**REQUIRED TASK:**
Look through the listing for the word "value". Copy each line that has it.

[start of RECORD EXCERPTS]

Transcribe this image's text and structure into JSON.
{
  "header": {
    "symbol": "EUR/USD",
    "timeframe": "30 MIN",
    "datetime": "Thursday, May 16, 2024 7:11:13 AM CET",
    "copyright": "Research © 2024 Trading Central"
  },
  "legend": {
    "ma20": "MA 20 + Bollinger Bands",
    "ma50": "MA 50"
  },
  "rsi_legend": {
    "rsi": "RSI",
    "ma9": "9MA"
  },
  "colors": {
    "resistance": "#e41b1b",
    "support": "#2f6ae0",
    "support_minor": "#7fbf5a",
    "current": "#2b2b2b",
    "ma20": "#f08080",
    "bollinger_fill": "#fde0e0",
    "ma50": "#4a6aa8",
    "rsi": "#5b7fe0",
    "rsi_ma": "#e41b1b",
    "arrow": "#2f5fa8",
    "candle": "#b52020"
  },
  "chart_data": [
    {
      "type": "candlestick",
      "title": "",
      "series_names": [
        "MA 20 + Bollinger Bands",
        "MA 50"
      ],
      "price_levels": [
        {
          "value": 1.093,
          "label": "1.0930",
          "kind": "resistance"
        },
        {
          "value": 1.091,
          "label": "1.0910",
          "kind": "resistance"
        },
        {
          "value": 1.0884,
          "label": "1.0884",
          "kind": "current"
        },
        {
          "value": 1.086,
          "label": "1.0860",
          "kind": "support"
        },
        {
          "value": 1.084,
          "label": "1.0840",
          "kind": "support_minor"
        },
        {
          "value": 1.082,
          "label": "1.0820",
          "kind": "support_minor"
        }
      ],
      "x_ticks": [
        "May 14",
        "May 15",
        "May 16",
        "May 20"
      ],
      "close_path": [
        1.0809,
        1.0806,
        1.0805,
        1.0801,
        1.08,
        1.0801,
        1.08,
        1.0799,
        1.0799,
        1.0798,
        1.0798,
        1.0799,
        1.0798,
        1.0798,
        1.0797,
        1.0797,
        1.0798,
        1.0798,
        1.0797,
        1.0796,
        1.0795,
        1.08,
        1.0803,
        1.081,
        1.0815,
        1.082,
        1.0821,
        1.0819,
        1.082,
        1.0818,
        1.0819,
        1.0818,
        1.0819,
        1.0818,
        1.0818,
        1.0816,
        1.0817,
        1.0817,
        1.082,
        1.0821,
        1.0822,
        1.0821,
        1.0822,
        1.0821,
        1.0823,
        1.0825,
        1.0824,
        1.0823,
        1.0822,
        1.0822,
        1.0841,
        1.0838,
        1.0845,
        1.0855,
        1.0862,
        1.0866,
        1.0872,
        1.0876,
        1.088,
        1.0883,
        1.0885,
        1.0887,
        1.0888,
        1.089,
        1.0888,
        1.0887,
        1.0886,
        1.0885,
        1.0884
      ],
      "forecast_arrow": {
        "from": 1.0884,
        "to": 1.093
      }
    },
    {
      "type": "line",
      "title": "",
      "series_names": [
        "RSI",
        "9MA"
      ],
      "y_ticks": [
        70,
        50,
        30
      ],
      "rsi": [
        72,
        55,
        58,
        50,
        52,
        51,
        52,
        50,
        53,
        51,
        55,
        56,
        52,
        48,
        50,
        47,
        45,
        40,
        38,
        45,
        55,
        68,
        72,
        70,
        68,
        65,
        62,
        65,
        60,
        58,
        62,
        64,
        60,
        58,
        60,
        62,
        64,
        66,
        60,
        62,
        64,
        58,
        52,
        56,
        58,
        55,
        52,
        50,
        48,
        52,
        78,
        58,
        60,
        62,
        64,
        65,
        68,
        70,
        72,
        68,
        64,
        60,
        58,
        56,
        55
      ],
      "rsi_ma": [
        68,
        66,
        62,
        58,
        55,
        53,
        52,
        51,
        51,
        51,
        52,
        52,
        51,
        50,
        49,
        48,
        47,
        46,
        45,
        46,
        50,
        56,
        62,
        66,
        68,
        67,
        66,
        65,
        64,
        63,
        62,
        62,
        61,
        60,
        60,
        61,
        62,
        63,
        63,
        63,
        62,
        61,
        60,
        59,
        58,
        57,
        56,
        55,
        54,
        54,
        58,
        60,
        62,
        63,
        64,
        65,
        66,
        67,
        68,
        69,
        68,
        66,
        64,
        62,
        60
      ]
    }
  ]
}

[end of RECORD EXCERPTS]

**THE ANSWER:**
          "value": 1.093,
          "value": 1.091,
          "value": 1.0884,
          "value": 1.086,
          "value": 1.084,
          "value": 1.082,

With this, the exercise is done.